* begin Records for the exercise *

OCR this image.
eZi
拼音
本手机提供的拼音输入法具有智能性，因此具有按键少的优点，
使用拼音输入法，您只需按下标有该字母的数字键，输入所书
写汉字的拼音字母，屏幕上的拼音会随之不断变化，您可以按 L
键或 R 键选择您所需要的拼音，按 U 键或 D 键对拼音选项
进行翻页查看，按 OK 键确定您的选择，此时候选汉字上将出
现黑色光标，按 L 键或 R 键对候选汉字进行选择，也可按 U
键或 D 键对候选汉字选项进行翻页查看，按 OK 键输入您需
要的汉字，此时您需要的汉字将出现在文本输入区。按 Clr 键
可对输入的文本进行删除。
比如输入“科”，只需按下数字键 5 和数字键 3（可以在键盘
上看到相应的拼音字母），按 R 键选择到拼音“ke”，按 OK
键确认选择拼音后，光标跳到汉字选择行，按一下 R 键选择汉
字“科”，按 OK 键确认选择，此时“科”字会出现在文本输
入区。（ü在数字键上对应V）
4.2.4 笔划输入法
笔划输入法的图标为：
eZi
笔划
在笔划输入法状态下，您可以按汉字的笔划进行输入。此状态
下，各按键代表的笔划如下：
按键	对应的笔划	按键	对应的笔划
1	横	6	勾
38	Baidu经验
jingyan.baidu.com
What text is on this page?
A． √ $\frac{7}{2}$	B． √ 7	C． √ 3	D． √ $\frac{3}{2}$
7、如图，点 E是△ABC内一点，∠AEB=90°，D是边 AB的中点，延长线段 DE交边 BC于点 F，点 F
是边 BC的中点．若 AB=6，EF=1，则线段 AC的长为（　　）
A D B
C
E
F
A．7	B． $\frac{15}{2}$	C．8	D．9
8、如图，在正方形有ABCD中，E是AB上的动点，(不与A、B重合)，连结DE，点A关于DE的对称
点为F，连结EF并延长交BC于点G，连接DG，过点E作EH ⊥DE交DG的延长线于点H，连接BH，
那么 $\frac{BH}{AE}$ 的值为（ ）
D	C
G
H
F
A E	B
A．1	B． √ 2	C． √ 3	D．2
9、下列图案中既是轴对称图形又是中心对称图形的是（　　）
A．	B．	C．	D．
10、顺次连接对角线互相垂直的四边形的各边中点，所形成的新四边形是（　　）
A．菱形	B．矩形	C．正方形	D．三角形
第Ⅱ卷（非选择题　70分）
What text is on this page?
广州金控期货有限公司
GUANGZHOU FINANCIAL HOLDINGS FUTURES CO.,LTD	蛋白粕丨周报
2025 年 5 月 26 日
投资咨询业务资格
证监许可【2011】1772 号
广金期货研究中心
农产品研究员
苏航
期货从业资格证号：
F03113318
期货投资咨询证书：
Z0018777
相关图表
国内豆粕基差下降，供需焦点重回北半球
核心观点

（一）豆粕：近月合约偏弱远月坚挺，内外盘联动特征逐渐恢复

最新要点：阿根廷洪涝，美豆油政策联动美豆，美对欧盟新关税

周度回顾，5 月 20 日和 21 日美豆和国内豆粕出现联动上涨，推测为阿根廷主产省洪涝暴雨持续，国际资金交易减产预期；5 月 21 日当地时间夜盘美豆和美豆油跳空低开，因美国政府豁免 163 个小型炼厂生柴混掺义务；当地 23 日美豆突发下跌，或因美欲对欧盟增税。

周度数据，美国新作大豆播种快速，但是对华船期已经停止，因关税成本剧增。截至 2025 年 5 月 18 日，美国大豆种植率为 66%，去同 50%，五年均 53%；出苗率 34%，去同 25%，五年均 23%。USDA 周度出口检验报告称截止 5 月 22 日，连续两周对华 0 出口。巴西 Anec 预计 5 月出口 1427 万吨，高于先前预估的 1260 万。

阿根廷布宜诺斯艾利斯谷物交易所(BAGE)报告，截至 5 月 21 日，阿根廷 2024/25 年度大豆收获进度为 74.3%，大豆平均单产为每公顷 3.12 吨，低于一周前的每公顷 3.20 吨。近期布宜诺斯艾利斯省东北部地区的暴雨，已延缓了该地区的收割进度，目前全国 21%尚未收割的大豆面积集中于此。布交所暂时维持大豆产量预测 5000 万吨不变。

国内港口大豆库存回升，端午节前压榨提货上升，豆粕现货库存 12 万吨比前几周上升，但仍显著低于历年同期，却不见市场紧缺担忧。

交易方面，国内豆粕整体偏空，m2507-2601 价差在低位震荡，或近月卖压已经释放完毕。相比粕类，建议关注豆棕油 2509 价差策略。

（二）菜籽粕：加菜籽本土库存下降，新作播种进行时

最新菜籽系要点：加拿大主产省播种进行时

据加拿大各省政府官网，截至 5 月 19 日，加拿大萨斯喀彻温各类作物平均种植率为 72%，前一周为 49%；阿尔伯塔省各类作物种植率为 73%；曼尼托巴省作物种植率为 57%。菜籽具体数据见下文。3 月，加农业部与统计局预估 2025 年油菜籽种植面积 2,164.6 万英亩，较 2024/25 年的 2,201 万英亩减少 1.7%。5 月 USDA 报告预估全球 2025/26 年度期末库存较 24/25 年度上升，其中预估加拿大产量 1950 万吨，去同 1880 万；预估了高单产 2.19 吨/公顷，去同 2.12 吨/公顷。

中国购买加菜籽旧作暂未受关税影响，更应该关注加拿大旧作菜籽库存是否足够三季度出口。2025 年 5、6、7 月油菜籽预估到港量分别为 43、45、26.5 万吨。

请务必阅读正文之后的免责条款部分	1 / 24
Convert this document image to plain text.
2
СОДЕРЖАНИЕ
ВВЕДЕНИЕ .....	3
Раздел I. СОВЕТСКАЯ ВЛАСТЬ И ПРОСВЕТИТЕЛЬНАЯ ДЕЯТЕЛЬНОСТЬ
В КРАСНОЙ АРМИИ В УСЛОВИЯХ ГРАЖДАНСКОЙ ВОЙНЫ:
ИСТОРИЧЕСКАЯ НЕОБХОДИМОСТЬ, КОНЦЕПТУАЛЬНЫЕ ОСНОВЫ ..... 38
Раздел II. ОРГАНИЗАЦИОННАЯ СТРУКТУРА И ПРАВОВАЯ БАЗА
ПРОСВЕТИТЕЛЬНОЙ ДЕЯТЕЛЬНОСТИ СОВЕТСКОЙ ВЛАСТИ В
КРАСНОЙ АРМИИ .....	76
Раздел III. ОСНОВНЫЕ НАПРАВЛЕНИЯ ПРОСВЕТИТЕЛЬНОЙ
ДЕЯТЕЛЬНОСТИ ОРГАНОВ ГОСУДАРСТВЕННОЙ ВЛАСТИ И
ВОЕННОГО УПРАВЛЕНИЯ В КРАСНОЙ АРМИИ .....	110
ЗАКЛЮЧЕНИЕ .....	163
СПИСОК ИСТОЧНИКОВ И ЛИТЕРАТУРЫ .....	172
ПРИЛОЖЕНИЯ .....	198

* end Records for the exercise *

- [Problem requirements]: Check every line for "ДЕЯТЕЛЬНОСТИ" and show the ones that have it.

- [Task solution]:
ПРОСВЕТИТЕЛЬНОЙ ДЕЯТЕЛЬНОСТИ СОВЕТСКОЙ ВЛАСТИ В
ДЕЯТЕЛЬНОСТИ ОРГАНОВ ГОСУДАРСТВЕННОЙ ВЛАСТИ И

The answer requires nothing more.